Figure collection entries:
—————
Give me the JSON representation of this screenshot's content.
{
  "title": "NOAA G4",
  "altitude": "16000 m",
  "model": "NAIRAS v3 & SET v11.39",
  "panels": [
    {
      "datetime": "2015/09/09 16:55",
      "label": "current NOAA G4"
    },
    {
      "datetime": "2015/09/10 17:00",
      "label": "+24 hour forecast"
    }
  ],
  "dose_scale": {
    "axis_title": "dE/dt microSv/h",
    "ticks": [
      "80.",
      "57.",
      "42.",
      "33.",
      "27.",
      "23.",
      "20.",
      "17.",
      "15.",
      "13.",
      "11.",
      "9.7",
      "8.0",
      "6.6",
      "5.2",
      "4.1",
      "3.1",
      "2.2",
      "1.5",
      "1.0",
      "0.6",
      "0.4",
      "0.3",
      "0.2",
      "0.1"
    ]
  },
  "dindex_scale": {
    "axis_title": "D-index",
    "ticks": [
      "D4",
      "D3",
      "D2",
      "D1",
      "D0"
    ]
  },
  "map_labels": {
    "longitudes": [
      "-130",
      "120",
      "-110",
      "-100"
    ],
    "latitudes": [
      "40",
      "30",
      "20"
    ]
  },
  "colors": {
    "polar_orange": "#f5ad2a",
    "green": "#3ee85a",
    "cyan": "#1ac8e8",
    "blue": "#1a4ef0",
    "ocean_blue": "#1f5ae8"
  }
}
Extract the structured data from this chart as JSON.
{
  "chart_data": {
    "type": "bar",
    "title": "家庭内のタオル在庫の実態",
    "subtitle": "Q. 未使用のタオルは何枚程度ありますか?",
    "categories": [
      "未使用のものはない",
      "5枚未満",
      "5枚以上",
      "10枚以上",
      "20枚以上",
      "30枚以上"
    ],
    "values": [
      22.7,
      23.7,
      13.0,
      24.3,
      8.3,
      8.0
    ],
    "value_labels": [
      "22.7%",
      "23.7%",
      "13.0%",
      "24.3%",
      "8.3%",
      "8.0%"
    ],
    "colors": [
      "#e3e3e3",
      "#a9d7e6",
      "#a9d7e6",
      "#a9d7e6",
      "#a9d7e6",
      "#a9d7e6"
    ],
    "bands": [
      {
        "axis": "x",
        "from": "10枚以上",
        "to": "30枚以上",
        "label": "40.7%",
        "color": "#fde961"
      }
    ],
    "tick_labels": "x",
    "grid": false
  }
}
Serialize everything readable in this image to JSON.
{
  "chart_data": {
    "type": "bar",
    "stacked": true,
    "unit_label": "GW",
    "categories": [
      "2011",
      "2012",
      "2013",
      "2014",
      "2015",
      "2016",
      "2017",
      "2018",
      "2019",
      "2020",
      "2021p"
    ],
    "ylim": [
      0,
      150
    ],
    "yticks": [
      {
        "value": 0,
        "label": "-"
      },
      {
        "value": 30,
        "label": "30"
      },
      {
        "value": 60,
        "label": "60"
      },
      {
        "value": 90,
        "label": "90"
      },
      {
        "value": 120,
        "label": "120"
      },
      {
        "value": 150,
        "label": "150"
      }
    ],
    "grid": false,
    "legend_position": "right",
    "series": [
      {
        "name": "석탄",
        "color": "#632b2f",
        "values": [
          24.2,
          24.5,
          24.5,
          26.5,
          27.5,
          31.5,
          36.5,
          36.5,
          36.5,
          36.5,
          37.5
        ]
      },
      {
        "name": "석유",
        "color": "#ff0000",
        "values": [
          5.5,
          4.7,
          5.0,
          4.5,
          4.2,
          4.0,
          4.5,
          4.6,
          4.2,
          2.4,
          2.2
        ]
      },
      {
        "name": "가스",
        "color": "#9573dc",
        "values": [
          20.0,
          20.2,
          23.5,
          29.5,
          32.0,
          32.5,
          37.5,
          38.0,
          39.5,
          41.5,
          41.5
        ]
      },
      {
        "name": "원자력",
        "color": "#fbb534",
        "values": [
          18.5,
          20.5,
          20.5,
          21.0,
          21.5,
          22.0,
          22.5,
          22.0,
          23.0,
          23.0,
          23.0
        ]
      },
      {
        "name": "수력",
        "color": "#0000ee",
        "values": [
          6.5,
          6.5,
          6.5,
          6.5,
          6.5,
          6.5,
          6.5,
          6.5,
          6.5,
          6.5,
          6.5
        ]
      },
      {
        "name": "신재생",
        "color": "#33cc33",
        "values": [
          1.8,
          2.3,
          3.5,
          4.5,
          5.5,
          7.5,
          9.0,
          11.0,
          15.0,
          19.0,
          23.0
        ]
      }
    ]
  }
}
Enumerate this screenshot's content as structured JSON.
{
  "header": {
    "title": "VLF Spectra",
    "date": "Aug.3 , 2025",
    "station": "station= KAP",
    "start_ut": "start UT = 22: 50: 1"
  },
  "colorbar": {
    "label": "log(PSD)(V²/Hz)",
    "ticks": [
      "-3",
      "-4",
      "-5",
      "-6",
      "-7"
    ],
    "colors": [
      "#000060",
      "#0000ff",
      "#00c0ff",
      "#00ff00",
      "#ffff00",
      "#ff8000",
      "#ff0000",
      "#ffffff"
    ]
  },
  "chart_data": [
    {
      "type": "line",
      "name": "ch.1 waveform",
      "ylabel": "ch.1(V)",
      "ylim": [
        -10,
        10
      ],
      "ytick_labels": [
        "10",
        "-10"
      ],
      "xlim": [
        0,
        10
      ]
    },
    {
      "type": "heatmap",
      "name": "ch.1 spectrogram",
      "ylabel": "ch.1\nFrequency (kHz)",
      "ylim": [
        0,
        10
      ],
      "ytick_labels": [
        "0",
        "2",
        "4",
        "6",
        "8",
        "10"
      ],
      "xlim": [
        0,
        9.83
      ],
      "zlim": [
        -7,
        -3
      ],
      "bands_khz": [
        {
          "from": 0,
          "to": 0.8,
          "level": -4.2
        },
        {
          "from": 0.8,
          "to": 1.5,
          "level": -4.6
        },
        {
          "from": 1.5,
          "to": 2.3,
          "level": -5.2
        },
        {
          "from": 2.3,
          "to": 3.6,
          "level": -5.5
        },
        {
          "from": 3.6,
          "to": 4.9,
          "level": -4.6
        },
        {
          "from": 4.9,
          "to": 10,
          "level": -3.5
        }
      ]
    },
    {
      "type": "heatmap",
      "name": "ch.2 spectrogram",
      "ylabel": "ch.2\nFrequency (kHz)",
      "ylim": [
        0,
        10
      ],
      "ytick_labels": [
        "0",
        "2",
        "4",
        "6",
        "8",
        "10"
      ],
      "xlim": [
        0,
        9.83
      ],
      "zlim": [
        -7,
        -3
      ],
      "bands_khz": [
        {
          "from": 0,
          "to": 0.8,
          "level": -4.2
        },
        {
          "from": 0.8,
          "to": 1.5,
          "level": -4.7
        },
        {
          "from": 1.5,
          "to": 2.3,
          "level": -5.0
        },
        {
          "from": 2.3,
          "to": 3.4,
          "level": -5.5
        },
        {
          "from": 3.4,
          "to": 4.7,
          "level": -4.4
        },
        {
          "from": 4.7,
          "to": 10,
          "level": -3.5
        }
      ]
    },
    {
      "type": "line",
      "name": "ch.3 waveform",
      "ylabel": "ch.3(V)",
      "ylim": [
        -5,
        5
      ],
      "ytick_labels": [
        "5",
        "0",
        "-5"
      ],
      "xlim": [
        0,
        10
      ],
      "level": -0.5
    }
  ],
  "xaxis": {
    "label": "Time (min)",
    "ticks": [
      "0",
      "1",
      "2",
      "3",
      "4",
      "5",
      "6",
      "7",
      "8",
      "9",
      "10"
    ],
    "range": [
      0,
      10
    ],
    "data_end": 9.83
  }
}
—————
- Written request -
Take the data above and return it exactly.

- Solution to the exercise -
Give me the JSON representation of this screenshot's content.
{
  "title": "NOAA G4",
  "altitude": "16000 m",
  "model": "NAIRAS v3 & SET v11.39",
  "panels": [
    {
      "datetime": "2015/09/09 16:55",
      "label": "current NOAA G4"
    },
    {
      "datetime": "2015/09/10 17:00",
      "label": "+24 hour forecast"
    }
  ],
  "dose_scale": {
    "axis_title": "dE/dt microSv/h",
    "ticks": [
      "80.",
      "57.",
      "42.",
      "33.",
      "27.",
      "23.",
      "20.",
      "17.",
      "15.",
      "13.",
      "11.",
      "9.7",
      "8.0",
      "6.6",
      "5.2",
      "4.1",
      "3.1",
      "2.2",
      "1.5",
      "1.0",
      "0.6",
      "0.4",
      "0.3",
      "0.2",
      "0.1"
    ]
  },
  "dindex_scale": {
    "axis_title": "D-index",
    "ticks": [
      "D4",
      "D3",
      "D2",
      "D1",
      "D0"
    ]
  },
  "map_labels": {
    "longitudes": [
      "-130",
      "120",
      "-110",
      "-100"
    ],
    "latitudes": [
      "40",
      "30",
      "20"
    ]
  },
  "colors": {
    "polar_orange": "#f5ad2a",
    "green": "#3ee85a",
    "cyan": "#1ac8e8",
    "blue": "#1a4ef0",
    "ocean_blue": "#1f5ae8"
  }
}
Extract the structured data from this chart as JSON.
{
  "chart_data": {
    "type": "bar",
    "title": "家庭内のタオル在庫の実態",
    "subtitle": "Q. 未使用のタオルは何枚程度ありますか?",
    "categories": [
      "未使用のものはない",
      "5枚未満",
      "5枚以上",
      "10枚以上",
      "20枚以上",
      "30枚以上"
    ],
    "values": [
      22.7,
      23.7,
      13.0,
      24.3,
      8.3,
      8.0
    ],
    "value_labels": [
      "22.7%",
      "23.7%",
      "13.0%",
      "24.3%",
      "8.3%",
      "8.0%"
    ],
    "colors": [
      "#e3e3e3",
      "#a9d7e6",
      "#a9d7e6",
      "#a9d7e6",
      "#a9d7e6",
      "#a9d7e6"
    ],
    "bands": [
      {
        "axis": "x",
        "from": "10枚以上",
        "to": "30枚以上",
        "label": "40.7%",
        "color": "#fde961"
      }
    ],
    "tick_labels": "x",
    "grid": false
  }
}
Serialize everything readable in this image to JSON.
{
  "chart_data": {
    "type": "bar",
    "stacked": true,
    "unit_label": "GW",
    "categories": [
      "2011",
      "2012",
      "2013",
      "2014",
      "2015",
      "2016",
      "2017",
      "2018",
      "2019",
      "2020",
      "2021p"
    ],
    "ylim": [
      0,
      150
    ],
    "yticks": [
      {
        "value": 0,
        "label": "-"
      },
      {
        "value": 30,
        "label": "30"
      },
      {
        "value": 60,
        "label": "60"
      },
      {
        "value": 90,
        "label": "90"
      },
      {
        "value": 120,
        "label": "120"
      },
      {
        "value": 150,
        "label": "150"
      }
    ],
    "grid": false,
    "legend_position": "right",
    "series": [
      {
        "name": "석탄",
        "color": "#632b2f",
        "values": [
          24.2,
          24.5,
          24.5,
          26.5,
          27.5,
          31.5,
          36.5,
          36.5,
          36.5,
          36.5,
          37.5
        ]
      },
      {
        "name": "석유",
        "color": "#ff0000",
        "values": [
          5.5,
          4.7,
          5.0,
          4.5,
          4.2,
          4.0,
          4.5,
          4.6,
          4.2,
          2.4,
          2.2
        ]
      },
      {
        "name": "가스",
        "color": "#9573dc",
        "values": [
          20.0,
          20.2,
          23.5,
          29.5,
          32.0,
          32.5,
          37.5,
          38.0,
          39.5,
          41.5,
          41.5
        ]
      },
      {
        "name": "원자력",
        "color": "#fbb534",
        "values": [
          18.5,
          20.5,
          20.5,
          21.0,
          21.5,
          22.0,
          22.5,
          22.0,
          23.0,
          23.0,
          23.0
        ]
      },
      {
        "name": "수력",
        "color": "#0000ee",
        "values": [
          6.5,
          6.5,
          6.5,
          6.5,
          6.5,
          6.5,
          6.5,
          6.5,
          6.5,
          6.5,
          6.5
        ]
      },
      {
        "name": "신재생",
        "color": "#33cc33",
        "values": [
          1.8,
          2.3,
          3.5,
          4.5,
          5.5,
          7.5,
          9.0,
          11.0,
          15.0,
          19.0,
          23.0
        ]
      }
    ]
  }
}
Enumerate this screenshot's content as structured JSON.
{
  "header": {
    "title": "VLF Spectra",
    "date": "Aug.3 , 2025",
    "station": "station= KAP",
    "start_ut": "start UT = 22: 50: 1"
  },
  "colorbar": {
    "label": "log(PSD)(V²/Hz)",
    "ticks": [
      "-3",
      "-4",
      "-5",
      "-6",
      "-7"
    ],
    "colors": [
      "#000060",
      "#0000ff",
      "#00c0ff",
      "#00ff00",
      "#ffff00",
      "#ff8000",
      "#ff0000",
      "#ffffff"
    ]
  },
  "chart_data": [
    {
      "type": "line",
      "name": "ch.1 waveform",
      "ylabel": "ch.1(V)",
      "ylim": [
        -10,
        10
      ],
      "ytick_labels": [
        "10",
        "-10"
      ],
      "xlim": [
        0,
        10
      ]
    },
    {
      "type": "heatmap",
      "name": "ch.1 spectrogram",
      "ylabel": "ch.1\nFrequency (kHz)",
      "ylim": [
        0,
        10
      ],
      "ytick_labels": [
        "0",
        "2",
        "4",
        "6",
        "8",
        "10"
      ],
      "xlim": [
        0,
        9.83
      ],
      "zlim": [
        -7,
        -3
      ],
      "bands_khz": [
        {
          "from": 0,
          "to": 0.8,
          "level": -4.2
        },
        {
          "from": 0.8,
          "to": 1.5,
          "level": -4.6
        },
        {
          "from": 1.5,
          "to": 2.3,
          "level": -5.2
        },
        {
          "from": 2.3,
          "to": 3.6,
          "level": -5.5
        },
        {
          "from": 3.6,
          "to": 4.9,
          "level": -4.6
        },
        {
          "from": 4.9,
          "to": 10,
          "level": -3.5
        }
      ]
    },
    {
      "type": "heatmap",
      "name": "ch.2 spectrogram",
      "ylabel": "ch.2\nFrequency (kHz)",
      "ylim": [
        0,
        10
      ],
      "ytick_labels": [
        "0",
        "2",
        "4",
        "6",
        "8",
        "10"
      ],
      "xlim": [
        0,
        9.83
      ],
      "zlim": [
        -7,
        -3
      ],
      "bands_khz": [
        {
          "from": 0,
          "to": 0.8,
          "level": -4.2
        },
        {
          "from": 0.8,
          "to": 1.5,
          "level": -4.7
        },
        {
          "from": 1.5,
          "to": 2.3,
          "level": -5.0
        },
        {
          "from": 2.3,
          "to": 3.4,
          "level": -5.5
        },
        {
          "from": 3.4,
          "to": 4.7,
          "level": -4.4
        },
        {
          "from": 4.7,
          "to": 10,
          "level": -3.5
        }
      ]
    },
    {
      "type": "line",
      "name": "ch.3 waveform",
      "ylabel": "ch.3(V)",
      "ylim": [
        -5,
        5
      ],
      "ytick_labels": [
        "5",
        "0",
        "-5"
      ],
      "xlim": [
        0,
        10
      ],
      "level": -0.5
    }
  ],
  "xaxis": {
    "label": "Time (min)",
    "ticks": [
      "0",
      "1",
      "2",
      "3",
      "4",
      "5",
      "6",
      "7",
      "8",
      "9",
      "10"
    ],
    "range": [
      0,
      10
    ],
    "data_end": 9.83
  }
}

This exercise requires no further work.